EXERCISE DIRECTIONS - Set down, in full, every record in the block.

— start GIVEN RECORDS —

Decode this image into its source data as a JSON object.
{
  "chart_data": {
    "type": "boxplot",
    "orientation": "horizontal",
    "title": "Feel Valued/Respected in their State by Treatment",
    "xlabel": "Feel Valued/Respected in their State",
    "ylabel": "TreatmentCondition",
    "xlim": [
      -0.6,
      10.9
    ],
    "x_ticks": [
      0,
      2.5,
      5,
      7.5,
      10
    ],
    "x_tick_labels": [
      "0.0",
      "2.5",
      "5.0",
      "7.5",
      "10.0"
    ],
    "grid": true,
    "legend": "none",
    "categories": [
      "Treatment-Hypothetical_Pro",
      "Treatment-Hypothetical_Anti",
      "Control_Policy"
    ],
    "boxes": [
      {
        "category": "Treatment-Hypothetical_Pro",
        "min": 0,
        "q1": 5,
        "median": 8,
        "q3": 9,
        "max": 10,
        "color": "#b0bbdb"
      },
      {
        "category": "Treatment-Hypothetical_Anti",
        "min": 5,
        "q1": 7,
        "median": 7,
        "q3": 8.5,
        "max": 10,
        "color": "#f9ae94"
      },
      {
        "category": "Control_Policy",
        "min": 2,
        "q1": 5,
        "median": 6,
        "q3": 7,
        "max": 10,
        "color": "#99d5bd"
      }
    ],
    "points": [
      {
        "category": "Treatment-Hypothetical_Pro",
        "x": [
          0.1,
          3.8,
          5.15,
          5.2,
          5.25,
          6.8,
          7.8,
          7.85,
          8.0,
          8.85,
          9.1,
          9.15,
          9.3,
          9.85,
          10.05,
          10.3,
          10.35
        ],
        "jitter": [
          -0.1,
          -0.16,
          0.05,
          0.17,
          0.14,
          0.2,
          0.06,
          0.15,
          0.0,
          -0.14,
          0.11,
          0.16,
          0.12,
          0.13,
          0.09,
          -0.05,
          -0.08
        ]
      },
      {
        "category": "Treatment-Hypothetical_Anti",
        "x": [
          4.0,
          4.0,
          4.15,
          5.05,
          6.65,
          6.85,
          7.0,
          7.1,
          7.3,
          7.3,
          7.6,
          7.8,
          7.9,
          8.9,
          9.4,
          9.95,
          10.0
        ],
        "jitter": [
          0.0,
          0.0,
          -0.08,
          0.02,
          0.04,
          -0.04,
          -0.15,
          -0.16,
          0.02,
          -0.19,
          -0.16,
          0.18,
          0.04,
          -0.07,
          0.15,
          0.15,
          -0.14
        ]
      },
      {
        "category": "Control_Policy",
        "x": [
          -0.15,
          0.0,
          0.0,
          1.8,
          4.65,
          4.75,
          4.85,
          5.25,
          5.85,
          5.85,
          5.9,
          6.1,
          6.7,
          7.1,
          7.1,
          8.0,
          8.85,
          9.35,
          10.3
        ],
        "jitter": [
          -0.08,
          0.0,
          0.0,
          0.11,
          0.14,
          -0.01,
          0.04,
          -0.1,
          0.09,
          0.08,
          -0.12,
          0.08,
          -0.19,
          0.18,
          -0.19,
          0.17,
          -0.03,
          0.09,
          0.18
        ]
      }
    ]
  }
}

— end GIVEN RECORDS —

COMPLETE OUTPUT -
Decode this image into its source data as a JSON object.
{
  "chart_data": {
    "type": "boxplot",
    "orientation": "horizontal",
    "title": "Feel Valued/Respected in their State by Treatment",
    "xlabel": "Feel Valued/Respected in their State",
    "ylabel": "TreatmentCondition",
    "xlim": [
      -0.6,
      10.9
    ],
    "x_ticks": [
      0,
      2.5,
      5,
      7.5,
      10
    ],
    "x_tick_labels": [
      "0.0",
      "2.5",
      "5.0",
      "7.5",
      "10.0"
    ],
    "grid": true,
    "legend": "none",
    "categories": [
      "Treatment-Hypothetical_Pro",
      "Treatment-Hypothetical_Anti",
      "Control_Policy"
    ],
    "boxes": [
      {
        "category": "Treatment-Hypothetical_Pro",
        "min": 0,
        "q1": 5,
        "median": 8,
        "q3": 9,
        "max": 10,
        "color": "#b0bbdb"
      },
      {
        "category": "Treatment-Hypothetical_Anti",
        "min": 5,
        "q1": 7,
        "median": 7,
        "q3": 8.5,
        "max": 10,
        "color": "#f9ae94"
      },
      {
        "category": "Control_Policy",
        "min": 2,
        "q1": 5,
        "median": 6,
        "q3": 7,
        "max": 10,
        "color": "#99d5bd"
      }
    ],
    "points": [
      {
        "category": "Treatment-Hypothetical_Pro",
        "x": [
          0.1,
          3.8,
          5.15,
          5.2,
          5.25,
          6.8,
          7.8,
          7.85,
          8.0,
          8.85,
          9.1,
          9.15,
          9.3,
          9.85,
          10.05,
          10.3,
          10.35
        ],
        "jitter": [
          -0.1,
          -0.16,
          0.05,
          0.17,
          0.14,
          0.2,
          0.06,
          0.15,
          0.0,
          -0.14,
          0.11,
          0.16,
          0.12,
          0.13,
          0.09,
          -0.05,
          -0.08
        ]
      },
      {
        "category": "Treatment-Hypothetical_Anti",
        "x": [
          4.0,
          4.0,
          4.15,
          5.05,
          6.65,
          6.85,
          7.0,
          7.1,
          7.3,
          7.3,
          7.6,
          7.8,
          7.9,
          8.9,
          9.4,
          9.95,
          10.0
        ],
        "jitter": [
          0.0,
          0.0,
          -0.08,
          0.02,
          0.04,
          -0.04,
          -0.15,
          -0.16,
          0.02,
          -0.19,
          -0.16,
          0.18,
          0.04,
          -0.07,
          0.15,
          0.15,
          -0.14
        ]
      },
      {
        "category": "Control_Policy",
        "x": [
          -0.15,
          0.0,
          0.0,
          1.8,
          4.65,
          4.75,
          4.85,
          5.25,
          5.85,
          5.85,
          5.9,
          6.1,
          6.7,
          7.1,
          7.1,
          8.0,
          8.85,
          9.35,
          10.3
        ],
        "jitter": [
          -0.08,
          0.0,
          0.0,
          0.11,
          0.14,
          -0.01,
          0.04,
          -0.1,
          0.09,
          0.08,
          -0.12,
          0.08,
          -0.19,
          0.18,
          -0.19,
          0.17,
          -0.03,
          0.09,
          0.18
        ]
      }
    ]
  }
}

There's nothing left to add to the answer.